■ Text ■
------

William W. Gilbert (before March 5, 1746 – February 14, 1832) was an American silversmith, active in New York City.

Gilbert was born in New York City, baptized in the Dutch Church in 1746, and married Catherine Cosine (or Cozyn) in 1767. He advertised a theft in the New York Gazette or Weekly Post-Boy, August 27, 1770, as follows: "Tuesday Night last some Villains broke into the shop of Mr. Gilbert, Silver-Smith in the Broad Way, and robbed the same of near two Hundred Pounds in Plate, &c. Diligent Search has been made after the Thieves, but we Have not heard of any discovery being made." He also advertised in the New York Gazette, 1770–1772, as a gold- and silversmith. From 1786 to 1804 he was listed in city directories as silversmith.

------

■ Tasks to complete ■
**1)** From the passage on William W. Gilbert, extract the stretch from "Gilbert was born" through "directories as silversmith." word for word.
**2)** Continue the passage about the silversmith William W. Gilbert from the point where it stops.

(Document understanding data)
------

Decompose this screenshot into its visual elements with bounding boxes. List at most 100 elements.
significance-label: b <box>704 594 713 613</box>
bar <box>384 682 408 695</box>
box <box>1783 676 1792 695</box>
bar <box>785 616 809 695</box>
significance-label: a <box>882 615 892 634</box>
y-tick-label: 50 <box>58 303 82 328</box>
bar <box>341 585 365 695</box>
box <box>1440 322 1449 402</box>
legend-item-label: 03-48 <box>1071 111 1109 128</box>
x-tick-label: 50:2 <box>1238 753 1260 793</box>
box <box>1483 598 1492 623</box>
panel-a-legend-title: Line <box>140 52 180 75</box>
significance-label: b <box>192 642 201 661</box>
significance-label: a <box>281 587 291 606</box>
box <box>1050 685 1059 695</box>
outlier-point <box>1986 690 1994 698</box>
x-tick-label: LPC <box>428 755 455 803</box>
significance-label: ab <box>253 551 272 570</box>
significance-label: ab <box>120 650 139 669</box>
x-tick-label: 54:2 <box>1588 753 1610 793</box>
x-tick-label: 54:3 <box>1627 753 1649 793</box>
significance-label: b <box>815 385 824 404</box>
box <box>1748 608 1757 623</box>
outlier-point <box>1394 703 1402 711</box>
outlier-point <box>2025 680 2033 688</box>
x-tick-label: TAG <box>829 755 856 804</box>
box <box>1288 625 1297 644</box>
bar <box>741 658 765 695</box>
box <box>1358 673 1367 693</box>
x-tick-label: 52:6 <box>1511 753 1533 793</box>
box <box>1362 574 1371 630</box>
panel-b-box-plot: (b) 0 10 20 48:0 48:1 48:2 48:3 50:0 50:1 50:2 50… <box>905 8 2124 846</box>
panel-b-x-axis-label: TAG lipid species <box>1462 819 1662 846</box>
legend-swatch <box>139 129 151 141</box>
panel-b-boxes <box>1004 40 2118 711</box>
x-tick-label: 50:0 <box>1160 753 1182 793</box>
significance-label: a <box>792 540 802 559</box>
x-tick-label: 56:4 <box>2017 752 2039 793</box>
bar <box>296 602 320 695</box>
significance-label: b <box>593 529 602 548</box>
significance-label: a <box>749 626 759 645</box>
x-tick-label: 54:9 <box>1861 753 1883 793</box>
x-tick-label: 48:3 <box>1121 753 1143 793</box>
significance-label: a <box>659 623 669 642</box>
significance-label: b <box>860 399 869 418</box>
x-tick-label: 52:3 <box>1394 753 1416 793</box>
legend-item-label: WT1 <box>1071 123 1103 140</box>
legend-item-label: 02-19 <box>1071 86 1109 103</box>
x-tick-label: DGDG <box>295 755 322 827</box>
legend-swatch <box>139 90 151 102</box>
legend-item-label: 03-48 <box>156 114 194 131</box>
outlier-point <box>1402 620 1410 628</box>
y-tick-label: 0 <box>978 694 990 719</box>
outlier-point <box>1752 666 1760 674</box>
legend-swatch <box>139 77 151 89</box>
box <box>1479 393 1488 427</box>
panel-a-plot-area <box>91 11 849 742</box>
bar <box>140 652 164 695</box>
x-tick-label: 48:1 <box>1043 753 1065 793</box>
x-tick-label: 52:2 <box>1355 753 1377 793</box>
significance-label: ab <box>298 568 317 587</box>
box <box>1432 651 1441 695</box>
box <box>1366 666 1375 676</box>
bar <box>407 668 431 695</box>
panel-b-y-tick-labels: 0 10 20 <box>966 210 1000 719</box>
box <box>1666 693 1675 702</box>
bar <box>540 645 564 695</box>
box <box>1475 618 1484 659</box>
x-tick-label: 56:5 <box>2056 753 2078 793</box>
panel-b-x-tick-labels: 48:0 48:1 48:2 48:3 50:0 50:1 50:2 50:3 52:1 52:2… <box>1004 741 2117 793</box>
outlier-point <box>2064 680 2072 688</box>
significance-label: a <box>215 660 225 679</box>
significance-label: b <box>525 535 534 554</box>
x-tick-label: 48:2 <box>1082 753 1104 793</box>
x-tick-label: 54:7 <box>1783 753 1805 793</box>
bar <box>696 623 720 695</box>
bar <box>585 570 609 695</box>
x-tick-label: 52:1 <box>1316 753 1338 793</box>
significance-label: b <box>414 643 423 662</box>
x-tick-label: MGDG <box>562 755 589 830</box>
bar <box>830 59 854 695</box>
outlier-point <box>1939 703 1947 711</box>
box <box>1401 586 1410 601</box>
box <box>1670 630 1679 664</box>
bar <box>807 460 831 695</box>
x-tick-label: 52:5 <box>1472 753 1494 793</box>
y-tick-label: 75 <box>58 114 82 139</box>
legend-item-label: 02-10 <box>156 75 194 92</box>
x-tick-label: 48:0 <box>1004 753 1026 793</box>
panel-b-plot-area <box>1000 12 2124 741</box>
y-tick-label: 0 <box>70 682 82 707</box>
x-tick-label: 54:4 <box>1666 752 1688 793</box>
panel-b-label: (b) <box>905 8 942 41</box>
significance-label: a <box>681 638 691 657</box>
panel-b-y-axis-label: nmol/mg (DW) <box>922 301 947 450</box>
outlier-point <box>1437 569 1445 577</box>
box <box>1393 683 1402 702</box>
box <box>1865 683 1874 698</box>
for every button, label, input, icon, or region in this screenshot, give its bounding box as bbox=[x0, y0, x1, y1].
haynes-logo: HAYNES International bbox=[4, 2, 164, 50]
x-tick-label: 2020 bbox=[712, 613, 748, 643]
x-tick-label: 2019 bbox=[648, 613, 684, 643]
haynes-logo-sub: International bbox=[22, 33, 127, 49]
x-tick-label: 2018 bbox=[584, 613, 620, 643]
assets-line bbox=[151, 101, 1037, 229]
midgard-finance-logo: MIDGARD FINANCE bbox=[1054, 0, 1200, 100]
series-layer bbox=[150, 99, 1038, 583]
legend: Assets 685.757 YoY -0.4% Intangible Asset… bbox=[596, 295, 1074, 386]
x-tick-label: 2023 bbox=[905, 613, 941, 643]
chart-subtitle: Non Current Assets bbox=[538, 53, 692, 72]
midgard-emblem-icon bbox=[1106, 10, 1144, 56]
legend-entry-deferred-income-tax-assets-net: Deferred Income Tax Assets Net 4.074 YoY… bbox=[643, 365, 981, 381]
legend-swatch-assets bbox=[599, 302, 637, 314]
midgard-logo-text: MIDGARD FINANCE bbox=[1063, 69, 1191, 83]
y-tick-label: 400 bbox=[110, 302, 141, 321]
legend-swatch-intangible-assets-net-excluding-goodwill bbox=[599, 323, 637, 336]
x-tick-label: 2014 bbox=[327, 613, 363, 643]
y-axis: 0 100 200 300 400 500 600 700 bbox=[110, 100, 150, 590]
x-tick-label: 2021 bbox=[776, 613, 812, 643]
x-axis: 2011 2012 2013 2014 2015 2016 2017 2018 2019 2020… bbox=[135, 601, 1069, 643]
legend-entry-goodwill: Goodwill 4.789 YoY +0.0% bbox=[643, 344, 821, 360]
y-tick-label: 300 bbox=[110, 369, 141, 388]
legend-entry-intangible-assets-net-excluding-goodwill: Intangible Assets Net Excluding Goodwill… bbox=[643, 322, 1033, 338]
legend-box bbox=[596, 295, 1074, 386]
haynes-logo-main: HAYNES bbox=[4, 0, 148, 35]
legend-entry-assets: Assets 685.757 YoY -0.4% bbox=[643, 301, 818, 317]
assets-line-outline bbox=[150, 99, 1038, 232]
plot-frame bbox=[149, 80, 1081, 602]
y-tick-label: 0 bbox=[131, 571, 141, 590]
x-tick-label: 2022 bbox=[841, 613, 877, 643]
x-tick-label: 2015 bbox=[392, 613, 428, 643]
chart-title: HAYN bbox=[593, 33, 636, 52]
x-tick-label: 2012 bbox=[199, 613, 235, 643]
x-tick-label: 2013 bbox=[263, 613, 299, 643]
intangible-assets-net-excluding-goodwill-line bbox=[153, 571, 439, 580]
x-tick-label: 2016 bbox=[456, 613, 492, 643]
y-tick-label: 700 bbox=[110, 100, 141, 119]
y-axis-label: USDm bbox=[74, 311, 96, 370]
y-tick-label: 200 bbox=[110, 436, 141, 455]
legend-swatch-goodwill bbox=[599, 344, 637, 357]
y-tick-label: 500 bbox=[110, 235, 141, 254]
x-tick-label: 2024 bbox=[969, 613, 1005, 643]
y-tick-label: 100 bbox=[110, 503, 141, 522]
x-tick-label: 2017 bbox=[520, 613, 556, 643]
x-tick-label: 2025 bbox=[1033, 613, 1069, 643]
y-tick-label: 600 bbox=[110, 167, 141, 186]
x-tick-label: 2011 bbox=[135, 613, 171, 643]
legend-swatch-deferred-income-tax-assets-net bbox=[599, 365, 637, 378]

------

■ Task-by-task answers ■
**1)**
Gilbert was born in New York City, baptized in the Dutch Church in 1746, and married Catherine Cosine (or Cozyn) in 1767. He advertised a theft in the New York Gazette or Weekly Post-Boy, August 27, 1770, as follows: "Tuesday Night last some Villains broke into the shop of Mr. Gilbert, Silver-Smith in the Broad Way, and robbed the same of near two Hundred Pounds in Plate, &c. Diligent Search has been made after the Thieves, but we Have not heard of any discovery being made." He also advertised in the New York Gazette, 1770–1772, as a gold- and silversmith. From 1786 to 1804 he was listed in city directories as silversmith.

**2)**
During the American Revolution, Gilbert was an active patriot. In early 1775 he was named one of the 60 members of the city's "Committee of Sixty" and on May 1, 1775, was elected to its "Committee of One Hundred." When the British invaded the city in August 1776, Gilbert and his family left, probably to eastern Connecticut or northern Westchester County, since a William Gilbert enrolled in Colonel John Lasher's regiment of New York militia. On November 26, 1783, the day after the British evacuated, General George Washington was presented with a document entitled "The Address of the Citizens of New York, who have returned from exile, in behalf of themselves and their suffering Brethren," signed by Gilbert as William Gilbert Jr., his father, and others.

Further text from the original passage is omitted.